Extracted data entries
- - - -

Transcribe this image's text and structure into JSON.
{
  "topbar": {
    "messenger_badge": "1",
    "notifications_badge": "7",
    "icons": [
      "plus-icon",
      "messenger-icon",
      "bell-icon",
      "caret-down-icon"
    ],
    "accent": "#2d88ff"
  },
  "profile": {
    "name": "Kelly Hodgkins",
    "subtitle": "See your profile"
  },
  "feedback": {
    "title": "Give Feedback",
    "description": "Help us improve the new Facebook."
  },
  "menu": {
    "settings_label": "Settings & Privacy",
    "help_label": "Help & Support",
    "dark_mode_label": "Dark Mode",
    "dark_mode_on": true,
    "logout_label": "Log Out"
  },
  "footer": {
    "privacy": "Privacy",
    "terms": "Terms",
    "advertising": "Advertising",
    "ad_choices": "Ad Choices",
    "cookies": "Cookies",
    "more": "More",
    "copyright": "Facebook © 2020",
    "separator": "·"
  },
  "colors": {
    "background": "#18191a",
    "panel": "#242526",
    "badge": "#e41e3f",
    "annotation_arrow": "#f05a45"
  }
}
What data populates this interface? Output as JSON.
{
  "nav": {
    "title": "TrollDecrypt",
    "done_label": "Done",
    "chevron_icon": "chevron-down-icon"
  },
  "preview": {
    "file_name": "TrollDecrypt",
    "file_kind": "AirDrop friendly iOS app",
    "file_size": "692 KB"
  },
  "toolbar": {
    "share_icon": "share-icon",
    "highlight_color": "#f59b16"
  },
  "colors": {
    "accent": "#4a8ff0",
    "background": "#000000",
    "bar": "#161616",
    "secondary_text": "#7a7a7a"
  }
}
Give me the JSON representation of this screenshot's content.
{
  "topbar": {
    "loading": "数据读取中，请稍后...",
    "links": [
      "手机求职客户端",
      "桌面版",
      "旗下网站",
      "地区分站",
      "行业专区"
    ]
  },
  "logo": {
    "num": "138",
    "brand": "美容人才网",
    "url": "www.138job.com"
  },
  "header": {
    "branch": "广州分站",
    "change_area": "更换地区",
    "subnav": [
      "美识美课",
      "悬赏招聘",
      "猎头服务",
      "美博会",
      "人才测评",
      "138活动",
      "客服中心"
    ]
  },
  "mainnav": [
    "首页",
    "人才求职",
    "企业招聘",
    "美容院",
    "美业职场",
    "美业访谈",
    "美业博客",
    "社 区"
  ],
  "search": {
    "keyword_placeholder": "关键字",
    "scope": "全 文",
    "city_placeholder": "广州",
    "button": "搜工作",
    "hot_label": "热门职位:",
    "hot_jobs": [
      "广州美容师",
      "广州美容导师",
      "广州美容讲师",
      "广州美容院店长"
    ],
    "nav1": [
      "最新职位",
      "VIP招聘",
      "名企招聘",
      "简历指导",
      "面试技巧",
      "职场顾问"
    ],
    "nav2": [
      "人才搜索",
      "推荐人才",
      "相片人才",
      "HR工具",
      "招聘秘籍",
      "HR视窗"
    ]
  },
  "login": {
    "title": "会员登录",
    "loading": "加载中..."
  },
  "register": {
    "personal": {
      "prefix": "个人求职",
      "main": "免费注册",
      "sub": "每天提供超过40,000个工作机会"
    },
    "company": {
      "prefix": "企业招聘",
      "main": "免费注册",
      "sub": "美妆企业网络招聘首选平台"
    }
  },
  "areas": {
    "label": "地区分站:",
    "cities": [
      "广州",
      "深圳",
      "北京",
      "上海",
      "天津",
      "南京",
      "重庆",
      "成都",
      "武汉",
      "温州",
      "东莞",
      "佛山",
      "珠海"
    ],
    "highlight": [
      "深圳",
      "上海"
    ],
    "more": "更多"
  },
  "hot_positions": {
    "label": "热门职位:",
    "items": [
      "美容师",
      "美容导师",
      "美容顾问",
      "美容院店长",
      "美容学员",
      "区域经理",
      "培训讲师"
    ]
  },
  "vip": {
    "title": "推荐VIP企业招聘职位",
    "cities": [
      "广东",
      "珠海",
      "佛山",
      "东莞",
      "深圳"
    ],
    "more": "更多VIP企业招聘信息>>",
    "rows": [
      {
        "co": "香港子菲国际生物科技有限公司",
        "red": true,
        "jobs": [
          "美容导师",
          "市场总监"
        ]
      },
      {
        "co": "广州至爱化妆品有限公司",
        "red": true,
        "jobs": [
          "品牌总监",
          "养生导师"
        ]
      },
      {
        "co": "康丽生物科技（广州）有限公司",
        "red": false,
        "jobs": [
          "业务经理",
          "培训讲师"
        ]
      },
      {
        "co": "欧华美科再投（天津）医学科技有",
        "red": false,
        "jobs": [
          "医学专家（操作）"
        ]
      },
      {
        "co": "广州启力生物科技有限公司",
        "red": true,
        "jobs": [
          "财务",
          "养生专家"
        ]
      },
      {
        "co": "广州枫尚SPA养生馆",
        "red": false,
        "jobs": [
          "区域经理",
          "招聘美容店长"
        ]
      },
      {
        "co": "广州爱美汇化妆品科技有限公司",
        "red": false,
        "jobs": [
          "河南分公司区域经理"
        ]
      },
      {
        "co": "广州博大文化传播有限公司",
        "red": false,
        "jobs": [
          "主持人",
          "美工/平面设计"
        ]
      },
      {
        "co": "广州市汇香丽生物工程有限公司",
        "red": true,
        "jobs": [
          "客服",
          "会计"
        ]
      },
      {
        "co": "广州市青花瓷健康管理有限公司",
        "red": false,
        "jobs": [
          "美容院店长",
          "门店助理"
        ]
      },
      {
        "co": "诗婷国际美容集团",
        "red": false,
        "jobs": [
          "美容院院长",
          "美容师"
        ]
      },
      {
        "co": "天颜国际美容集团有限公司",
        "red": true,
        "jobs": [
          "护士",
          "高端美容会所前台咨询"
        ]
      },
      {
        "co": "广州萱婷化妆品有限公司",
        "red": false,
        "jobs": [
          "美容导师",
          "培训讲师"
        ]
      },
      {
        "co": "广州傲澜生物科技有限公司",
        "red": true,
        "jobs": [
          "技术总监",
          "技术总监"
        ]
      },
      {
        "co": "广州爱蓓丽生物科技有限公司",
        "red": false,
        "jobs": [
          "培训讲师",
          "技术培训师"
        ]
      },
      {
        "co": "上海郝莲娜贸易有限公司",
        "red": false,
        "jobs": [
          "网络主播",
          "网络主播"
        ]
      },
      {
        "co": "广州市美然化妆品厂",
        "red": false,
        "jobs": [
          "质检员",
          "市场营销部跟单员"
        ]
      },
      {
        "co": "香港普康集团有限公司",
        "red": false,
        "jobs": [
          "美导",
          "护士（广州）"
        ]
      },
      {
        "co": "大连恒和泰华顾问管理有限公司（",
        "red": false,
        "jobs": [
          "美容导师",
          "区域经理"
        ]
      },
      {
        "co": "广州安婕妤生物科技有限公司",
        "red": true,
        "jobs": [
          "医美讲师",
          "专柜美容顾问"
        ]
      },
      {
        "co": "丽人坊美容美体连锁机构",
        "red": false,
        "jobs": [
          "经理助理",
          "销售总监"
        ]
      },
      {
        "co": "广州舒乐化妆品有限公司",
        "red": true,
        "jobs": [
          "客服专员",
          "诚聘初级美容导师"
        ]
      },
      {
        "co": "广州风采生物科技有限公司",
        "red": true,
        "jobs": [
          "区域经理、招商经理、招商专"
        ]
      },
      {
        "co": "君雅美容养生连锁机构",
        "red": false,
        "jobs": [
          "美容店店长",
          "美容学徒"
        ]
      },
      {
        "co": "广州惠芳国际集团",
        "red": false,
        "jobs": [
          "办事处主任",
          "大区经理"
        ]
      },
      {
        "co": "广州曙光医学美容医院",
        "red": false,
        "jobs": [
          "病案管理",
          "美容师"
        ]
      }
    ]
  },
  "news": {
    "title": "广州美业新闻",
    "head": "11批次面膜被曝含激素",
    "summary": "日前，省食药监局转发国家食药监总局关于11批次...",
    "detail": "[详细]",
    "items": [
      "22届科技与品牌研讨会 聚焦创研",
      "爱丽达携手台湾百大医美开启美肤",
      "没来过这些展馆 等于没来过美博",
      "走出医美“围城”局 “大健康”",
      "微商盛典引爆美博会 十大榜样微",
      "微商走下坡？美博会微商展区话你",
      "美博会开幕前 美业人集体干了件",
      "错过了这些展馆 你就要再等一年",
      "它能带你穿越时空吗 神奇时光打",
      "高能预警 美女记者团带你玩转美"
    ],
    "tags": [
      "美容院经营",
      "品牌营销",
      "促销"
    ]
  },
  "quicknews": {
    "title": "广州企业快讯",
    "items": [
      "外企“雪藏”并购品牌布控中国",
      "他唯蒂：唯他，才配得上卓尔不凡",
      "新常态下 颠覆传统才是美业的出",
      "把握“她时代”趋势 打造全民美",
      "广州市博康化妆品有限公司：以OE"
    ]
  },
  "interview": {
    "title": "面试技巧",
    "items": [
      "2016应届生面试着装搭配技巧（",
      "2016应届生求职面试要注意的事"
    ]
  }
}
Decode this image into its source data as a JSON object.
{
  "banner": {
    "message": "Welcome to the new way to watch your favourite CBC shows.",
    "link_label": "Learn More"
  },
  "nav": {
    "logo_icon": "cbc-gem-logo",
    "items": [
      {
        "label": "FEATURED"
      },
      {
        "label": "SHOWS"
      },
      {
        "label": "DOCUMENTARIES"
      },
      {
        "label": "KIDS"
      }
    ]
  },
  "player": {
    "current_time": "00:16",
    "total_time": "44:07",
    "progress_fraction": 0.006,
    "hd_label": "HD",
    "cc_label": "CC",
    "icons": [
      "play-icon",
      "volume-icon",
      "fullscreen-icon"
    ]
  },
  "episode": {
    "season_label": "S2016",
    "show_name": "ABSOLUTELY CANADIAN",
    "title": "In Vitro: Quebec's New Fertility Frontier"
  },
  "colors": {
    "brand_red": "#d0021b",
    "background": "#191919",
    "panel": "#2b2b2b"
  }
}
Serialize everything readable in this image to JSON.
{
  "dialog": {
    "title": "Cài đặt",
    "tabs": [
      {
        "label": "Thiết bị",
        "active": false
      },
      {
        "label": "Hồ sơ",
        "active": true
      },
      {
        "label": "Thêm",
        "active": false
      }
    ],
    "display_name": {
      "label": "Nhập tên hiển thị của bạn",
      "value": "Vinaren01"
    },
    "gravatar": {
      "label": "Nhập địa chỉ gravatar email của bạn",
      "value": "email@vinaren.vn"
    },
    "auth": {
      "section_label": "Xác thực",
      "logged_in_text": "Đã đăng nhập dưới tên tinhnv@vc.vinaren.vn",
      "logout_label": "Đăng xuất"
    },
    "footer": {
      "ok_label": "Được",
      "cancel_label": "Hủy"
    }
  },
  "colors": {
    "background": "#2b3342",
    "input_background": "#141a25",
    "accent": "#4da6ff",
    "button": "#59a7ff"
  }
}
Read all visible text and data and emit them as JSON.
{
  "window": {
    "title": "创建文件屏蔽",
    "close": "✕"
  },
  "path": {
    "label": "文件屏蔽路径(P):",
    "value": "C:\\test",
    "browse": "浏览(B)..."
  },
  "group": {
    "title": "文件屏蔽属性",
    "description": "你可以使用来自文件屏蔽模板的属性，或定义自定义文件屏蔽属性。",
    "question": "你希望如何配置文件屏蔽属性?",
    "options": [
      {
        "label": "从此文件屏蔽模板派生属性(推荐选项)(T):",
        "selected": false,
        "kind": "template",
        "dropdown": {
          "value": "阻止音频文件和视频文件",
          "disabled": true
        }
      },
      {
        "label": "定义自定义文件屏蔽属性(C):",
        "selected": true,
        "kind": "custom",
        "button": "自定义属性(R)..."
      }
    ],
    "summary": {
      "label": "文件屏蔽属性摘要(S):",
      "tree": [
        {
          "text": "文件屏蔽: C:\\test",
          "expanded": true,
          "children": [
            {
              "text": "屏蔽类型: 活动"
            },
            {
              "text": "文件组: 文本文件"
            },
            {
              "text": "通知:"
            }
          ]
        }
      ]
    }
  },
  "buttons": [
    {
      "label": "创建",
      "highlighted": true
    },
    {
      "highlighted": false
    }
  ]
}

- - - -

■ Required work ■
Where a line in the material above holds "description", copy that line.

■ Correct response ■
    "description": "Help us improve the new Facebook."
    "description": "你可以使用来自文件屏蔽模板的属性，或定义自定义文件屏蔽属性。",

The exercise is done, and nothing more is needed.